### EXERCISE
Report how many lines contain the word "name", with no other text.

### DATASET ROWS
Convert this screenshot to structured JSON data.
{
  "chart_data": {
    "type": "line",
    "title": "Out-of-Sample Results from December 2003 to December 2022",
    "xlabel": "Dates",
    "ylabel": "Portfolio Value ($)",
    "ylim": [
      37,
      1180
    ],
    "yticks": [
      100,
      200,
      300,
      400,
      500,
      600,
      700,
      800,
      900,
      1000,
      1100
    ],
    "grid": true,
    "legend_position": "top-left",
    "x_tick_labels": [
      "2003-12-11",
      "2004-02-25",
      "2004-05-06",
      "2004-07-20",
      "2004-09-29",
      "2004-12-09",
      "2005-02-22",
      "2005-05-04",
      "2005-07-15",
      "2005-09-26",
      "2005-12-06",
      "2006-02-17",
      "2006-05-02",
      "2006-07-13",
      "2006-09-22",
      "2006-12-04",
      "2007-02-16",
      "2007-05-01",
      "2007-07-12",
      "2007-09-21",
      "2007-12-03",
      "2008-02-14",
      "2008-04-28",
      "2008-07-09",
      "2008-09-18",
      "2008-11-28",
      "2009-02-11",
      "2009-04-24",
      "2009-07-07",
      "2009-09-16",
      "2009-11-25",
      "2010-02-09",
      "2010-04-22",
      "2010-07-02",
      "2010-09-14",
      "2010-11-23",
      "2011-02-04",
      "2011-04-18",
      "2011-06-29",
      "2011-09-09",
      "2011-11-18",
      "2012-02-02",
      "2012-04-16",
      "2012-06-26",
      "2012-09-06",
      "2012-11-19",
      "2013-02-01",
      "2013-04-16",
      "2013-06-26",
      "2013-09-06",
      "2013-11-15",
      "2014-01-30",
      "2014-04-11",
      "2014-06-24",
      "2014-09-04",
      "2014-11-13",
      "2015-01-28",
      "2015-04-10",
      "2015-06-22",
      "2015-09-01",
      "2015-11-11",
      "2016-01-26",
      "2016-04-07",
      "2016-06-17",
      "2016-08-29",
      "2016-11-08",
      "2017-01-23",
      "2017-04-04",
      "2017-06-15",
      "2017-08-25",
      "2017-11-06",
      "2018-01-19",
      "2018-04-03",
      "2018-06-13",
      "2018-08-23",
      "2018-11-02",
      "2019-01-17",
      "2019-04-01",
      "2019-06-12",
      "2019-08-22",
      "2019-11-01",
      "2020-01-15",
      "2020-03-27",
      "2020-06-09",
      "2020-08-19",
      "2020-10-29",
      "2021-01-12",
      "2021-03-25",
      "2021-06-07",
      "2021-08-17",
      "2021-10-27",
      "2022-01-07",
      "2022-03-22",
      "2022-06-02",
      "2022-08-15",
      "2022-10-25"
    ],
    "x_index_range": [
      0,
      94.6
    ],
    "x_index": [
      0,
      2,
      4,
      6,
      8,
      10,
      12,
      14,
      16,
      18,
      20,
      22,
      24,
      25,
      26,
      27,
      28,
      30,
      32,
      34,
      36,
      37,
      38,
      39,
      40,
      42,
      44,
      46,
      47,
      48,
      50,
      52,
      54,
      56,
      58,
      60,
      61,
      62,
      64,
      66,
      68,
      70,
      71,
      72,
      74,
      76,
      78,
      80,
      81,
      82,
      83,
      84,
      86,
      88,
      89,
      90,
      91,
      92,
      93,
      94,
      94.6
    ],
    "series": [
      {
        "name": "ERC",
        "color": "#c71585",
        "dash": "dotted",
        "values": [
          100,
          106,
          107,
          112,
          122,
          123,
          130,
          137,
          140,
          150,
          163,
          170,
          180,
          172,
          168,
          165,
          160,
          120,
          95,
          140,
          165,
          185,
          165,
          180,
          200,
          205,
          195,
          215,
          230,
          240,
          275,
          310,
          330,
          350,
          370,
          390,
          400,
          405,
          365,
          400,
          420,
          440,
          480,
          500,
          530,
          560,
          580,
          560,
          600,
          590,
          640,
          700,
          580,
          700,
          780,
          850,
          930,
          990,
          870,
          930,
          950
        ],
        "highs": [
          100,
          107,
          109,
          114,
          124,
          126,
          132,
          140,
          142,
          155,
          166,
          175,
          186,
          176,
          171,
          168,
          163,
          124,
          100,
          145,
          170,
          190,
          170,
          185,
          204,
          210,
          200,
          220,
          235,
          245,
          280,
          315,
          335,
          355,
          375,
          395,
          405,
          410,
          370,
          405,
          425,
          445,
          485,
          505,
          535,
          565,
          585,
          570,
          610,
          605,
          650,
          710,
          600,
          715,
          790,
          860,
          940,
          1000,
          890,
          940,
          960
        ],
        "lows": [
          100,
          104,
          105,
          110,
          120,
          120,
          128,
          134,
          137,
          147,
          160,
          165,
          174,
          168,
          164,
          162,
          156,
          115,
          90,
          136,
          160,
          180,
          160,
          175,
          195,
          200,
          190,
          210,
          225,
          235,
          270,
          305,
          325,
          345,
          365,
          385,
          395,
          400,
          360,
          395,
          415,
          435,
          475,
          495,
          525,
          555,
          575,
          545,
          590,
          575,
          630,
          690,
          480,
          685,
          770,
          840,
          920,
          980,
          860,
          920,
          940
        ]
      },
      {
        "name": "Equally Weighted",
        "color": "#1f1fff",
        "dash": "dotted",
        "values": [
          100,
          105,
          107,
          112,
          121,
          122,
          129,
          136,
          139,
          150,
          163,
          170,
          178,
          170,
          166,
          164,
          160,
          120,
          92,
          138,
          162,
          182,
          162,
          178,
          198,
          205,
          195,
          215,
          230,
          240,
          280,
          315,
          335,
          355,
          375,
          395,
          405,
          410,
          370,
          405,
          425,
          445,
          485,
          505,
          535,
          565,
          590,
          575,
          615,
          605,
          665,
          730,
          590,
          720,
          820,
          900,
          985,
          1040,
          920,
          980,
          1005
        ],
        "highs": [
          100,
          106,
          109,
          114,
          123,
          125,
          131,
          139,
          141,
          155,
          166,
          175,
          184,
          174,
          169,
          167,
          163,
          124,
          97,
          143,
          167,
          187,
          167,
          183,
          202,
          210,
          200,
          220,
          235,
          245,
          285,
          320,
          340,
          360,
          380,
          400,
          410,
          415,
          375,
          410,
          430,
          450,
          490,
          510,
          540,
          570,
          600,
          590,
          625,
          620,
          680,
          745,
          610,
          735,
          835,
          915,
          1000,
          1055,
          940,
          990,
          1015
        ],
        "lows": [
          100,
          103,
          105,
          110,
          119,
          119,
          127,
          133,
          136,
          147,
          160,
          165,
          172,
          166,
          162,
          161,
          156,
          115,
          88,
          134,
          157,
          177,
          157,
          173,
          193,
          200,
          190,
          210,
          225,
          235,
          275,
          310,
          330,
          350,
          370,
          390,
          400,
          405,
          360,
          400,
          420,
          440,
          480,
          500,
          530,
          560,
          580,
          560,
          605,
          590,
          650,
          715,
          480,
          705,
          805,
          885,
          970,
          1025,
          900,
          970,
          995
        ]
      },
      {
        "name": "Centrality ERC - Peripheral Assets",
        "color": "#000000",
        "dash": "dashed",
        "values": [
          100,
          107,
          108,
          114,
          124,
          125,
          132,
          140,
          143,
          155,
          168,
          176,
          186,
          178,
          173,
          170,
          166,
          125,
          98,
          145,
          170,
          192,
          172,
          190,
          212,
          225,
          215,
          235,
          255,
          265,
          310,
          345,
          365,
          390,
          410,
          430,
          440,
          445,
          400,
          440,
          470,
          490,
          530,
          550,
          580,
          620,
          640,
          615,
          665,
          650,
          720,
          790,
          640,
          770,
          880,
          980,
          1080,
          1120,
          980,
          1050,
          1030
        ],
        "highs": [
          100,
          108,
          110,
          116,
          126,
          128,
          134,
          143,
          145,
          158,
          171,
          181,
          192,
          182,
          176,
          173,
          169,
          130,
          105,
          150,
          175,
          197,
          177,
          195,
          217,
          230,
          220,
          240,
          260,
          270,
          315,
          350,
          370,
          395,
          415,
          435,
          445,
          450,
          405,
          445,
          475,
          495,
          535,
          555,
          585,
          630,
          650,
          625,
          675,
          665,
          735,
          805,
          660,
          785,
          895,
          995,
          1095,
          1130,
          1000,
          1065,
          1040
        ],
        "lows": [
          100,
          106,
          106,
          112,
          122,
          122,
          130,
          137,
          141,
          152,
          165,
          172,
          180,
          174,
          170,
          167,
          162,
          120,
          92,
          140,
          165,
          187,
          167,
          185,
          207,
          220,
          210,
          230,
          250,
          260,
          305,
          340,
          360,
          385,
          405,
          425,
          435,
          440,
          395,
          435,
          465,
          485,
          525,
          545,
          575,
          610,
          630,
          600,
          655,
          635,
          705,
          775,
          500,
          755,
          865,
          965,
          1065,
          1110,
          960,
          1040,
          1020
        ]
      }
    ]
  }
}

### OUTPUT BELOW
3